Exercise input Block Start

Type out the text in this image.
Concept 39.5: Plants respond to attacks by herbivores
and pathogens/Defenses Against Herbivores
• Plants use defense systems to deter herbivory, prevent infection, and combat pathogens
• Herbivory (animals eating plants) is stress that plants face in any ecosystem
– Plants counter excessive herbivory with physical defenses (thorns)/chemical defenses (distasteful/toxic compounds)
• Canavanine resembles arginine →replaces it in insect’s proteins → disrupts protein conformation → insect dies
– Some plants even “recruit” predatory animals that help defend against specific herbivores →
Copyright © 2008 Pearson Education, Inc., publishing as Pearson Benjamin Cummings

Exercise input Block End

◆ Task statement: Your task is to find each line in the entries that contains the string "animals" and copy it.

◆ Answer space:
• Herbivory (animals eating plants) is stress that plants face in any ecosystem
– Some plants even “recruit” predatory animals that help defend against specific herbivores →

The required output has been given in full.